■ **TASK**:
Gather all lines containing the string "JSON" and copy them out.

Data items:
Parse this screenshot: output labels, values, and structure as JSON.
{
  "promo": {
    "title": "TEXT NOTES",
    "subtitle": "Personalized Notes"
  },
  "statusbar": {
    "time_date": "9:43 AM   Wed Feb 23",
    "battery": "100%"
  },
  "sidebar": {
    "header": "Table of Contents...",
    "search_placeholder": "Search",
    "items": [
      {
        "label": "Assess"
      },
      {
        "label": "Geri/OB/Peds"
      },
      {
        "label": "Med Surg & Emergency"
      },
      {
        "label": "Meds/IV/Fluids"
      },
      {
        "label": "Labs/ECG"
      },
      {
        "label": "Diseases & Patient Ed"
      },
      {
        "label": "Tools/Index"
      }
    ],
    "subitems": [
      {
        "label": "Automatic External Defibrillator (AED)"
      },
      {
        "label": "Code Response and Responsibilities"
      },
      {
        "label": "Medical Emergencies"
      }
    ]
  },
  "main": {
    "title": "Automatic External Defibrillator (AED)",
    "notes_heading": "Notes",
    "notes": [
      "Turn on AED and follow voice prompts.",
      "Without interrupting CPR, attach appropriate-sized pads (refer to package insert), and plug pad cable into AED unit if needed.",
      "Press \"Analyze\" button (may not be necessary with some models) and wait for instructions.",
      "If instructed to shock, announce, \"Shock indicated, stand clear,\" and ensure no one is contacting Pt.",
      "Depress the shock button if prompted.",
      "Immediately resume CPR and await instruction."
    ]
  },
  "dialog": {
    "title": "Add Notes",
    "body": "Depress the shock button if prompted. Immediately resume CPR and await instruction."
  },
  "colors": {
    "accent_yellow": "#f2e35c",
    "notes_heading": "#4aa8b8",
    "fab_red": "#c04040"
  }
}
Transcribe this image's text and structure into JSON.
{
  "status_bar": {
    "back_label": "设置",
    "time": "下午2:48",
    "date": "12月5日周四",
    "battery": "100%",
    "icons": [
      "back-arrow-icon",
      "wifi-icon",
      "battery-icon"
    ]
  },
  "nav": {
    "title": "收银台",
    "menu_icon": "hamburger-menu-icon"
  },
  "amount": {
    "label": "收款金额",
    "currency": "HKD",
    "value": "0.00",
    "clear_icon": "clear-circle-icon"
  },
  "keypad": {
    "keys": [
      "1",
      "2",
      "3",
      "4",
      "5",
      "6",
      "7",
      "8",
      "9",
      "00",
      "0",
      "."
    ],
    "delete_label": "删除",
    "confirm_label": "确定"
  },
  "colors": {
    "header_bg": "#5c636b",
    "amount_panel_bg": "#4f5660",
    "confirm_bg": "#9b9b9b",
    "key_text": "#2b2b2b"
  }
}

■ **TASK SOLUTION**:
Parse this screenshot: output labels, values, and structure as JSON.
Transcribe this image's text and structure into JSON.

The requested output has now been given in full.